SHORT EXERCISE: The listing below should be copied in full, word for word.

SUPPLIED INFORMATION:
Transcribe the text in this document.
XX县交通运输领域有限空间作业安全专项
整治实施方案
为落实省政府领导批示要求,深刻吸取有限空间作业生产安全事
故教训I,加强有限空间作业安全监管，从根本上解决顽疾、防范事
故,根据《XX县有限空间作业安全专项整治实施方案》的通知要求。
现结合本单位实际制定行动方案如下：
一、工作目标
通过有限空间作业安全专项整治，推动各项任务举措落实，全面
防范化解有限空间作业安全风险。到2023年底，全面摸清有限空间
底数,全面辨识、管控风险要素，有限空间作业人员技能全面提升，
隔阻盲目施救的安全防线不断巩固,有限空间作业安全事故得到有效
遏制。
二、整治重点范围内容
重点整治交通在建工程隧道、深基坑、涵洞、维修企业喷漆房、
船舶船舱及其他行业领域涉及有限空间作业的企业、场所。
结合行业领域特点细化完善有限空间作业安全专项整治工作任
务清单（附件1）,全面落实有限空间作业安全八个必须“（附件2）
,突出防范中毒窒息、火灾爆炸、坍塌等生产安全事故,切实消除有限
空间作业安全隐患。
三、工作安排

TASK SOLUTION:
Transcribe the text in this document.
XX县交通运输领域有限空间作业安全专项
整治实施方案
为落实省政府领导批示要求,深刻吸取有限空间作业生产安全事
故教训I,加强有限空间作业安全监管，从根本上解决顽疾、防范事
故,根据《XX县有限空间作业安全专项整治实施方案》的通知要求。
现结合本单位实际制定行动方案如下：
一、工作目标
通过有限空间作业安全专项整治，推动各项任务举措落实，全面
防范化解有限空间作业安全风险。到2023年底，全面摸清有限空间
底数,全面辨识、管控风险要素，有限空间作业人员技能全面提升，
隔阻盲目施救的安全防线不断巩固,有限空间作业安全事故得到有效
遏制。
二、整治重点范围内容
重点整治交通在建工程隧道、深基坑、涵洞、维修企业喷漆房、
船舶船舱及其他行业领域涉及有限空间作业的企业、场所。
结合行业领域特点细化完善有限空间作业安全专项整治工作任
务清单（附件1）,全面落实有限空间作业安全八个必须“（附件2）
,突出防范中毒窒息、火灾爆炸、坍塌等生产安全事故,切实消除有限
空间作业安全隐患。
三、工作安排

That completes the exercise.